### Problem requirements
In the records below, find each line containing the word "COSP" and copy it.

Stored entries

start

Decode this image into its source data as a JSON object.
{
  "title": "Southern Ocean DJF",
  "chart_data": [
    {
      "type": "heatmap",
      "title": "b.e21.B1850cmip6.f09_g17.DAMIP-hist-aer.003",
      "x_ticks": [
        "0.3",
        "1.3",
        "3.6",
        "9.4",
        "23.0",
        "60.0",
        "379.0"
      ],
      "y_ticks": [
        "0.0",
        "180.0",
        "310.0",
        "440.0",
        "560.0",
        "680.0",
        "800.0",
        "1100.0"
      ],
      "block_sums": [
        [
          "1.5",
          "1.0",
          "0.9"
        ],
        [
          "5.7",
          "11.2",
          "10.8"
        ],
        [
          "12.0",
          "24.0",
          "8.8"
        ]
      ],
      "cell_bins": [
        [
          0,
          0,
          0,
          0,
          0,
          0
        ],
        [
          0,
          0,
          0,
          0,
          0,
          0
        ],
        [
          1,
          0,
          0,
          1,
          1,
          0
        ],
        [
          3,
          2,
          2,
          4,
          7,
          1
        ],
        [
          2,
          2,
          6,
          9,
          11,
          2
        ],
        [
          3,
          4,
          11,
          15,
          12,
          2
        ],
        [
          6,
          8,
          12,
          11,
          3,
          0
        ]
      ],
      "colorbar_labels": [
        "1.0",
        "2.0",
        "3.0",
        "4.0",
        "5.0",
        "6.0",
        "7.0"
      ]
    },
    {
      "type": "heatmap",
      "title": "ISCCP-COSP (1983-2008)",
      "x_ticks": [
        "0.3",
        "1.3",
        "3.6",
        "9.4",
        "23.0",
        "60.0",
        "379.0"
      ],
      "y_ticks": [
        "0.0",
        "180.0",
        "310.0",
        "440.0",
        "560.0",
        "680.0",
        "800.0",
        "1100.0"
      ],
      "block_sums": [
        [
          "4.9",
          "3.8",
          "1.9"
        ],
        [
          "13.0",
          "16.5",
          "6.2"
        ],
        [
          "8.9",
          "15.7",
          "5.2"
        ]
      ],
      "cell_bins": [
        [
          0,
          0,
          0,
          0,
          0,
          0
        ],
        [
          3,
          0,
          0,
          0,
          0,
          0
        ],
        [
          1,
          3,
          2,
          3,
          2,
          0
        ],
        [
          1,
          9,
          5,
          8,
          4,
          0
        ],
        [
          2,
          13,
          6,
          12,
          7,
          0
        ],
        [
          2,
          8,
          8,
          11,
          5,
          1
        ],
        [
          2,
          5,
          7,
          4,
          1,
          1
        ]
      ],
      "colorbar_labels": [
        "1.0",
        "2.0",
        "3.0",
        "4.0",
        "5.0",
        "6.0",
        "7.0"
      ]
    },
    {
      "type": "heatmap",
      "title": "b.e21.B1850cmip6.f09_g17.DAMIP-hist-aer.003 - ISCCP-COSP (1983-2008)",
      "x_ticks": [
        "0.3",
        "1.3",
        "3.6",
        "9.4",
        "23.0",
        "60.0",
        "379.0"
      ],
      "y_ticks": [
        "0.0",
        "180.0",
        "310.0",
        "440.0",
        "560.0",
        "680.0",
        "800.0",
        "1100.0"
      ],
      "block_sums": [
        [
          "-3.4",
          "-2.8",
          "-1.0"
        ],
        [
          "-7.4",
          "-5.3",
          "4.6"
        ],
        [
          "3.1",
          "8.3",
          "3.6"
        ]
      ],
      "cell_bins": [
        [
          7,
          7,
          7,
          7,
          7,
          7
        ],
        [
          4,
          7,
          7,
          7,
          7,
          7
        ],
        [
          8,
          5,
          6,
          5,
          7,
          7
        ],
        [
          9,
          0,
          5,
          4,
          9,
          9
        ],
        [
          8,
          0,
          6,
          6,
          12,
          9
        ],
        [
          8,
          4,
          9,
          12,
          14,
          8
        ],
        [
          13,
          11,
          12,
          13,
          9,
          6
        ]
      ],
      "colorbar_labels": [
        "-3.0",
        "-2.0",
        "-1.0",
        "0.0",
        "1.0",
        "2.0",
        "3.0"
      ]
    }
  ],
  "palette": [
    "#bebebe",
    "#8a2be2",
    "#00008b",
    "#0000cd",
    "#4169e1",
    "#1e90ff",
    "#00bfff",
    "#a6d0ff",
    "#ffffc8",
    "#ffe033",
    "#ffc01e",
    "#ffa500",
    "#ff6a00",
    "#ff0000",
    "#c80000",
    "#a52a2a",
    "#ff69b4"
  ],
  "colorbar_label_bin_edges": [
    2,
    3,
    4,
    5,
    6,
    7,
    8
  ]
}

end

### Response
      "title": "ISCCP-COSP (1983-2008)",
      "title": "b.e21.B1850cmip6.f09_g17.DAMIP-hist-aer.003 - ISCCP-COSP (1983-2008)",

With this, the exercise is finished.